SHORT EXERCISE: Only the number is wanted: how many lines in the data contain "Sensex"?

• • • • • • •

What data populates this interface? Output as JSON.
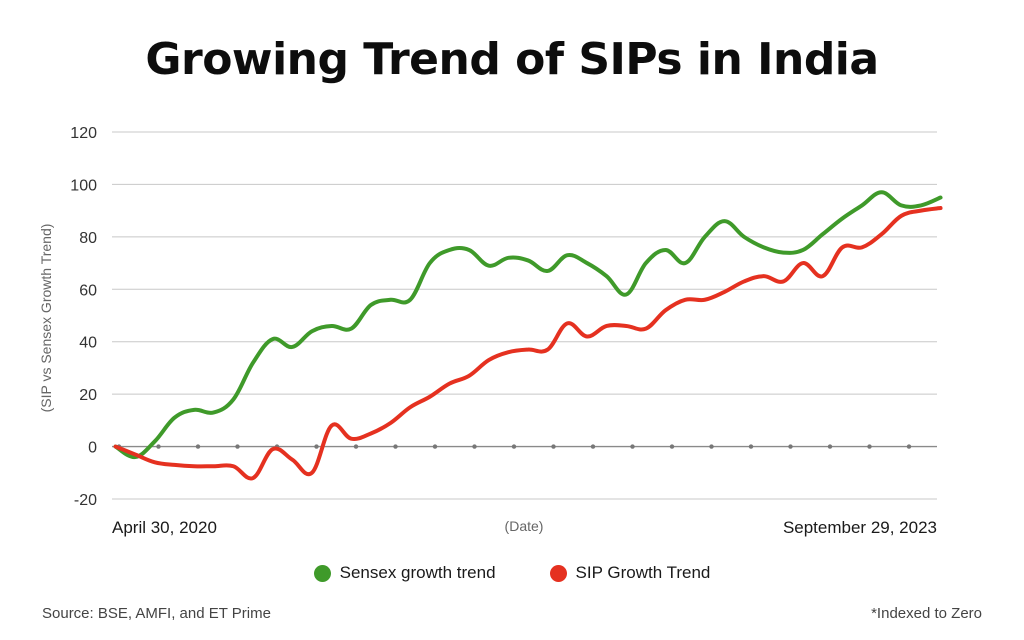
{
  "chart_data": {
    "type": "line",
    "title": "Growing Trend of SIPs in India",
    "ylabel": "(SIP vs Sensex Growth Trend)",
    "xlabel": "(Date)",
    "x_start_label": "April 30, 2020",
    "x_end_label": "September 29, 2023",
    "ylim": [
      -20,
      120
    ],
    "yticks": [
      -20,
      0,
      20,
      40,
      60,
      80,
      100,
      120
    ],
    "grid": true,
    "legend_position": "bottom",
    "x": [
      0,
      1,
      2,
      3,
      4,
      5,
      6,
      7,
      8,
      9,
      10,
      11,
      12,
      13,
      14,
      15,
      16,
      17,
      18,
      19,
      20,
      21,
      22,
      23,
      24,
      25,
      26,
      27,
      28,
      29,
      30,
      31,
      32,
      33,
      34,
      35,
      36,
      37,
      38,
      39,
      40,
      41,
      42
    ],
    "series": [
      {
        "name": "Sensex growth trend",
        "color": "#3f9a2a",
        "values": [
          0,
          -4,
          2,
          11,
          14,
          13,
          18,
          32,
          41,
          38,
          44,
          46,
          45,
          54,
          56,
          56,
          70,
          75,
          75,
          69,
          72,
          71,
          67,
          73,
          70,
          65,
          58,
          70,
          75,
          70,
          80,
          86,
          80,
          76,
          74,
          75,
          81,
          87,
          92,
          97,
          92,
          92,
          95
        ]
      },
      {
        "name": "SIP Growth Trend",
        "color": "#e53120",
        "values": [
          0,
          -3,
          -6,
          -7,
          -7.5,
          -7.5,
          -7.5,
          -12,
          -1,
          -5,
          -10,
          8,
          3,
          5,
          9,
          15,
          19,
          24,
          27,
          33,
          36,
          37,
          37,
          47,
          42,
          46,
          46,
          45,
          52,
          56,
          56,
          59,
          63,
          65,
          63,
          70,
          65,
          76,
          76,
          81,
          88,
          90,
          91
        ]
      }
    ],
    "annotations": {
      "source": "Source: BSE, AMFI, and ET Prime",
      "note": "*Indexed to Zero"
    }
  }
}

• • • • • • •

WRITTEN RESPONSE: 2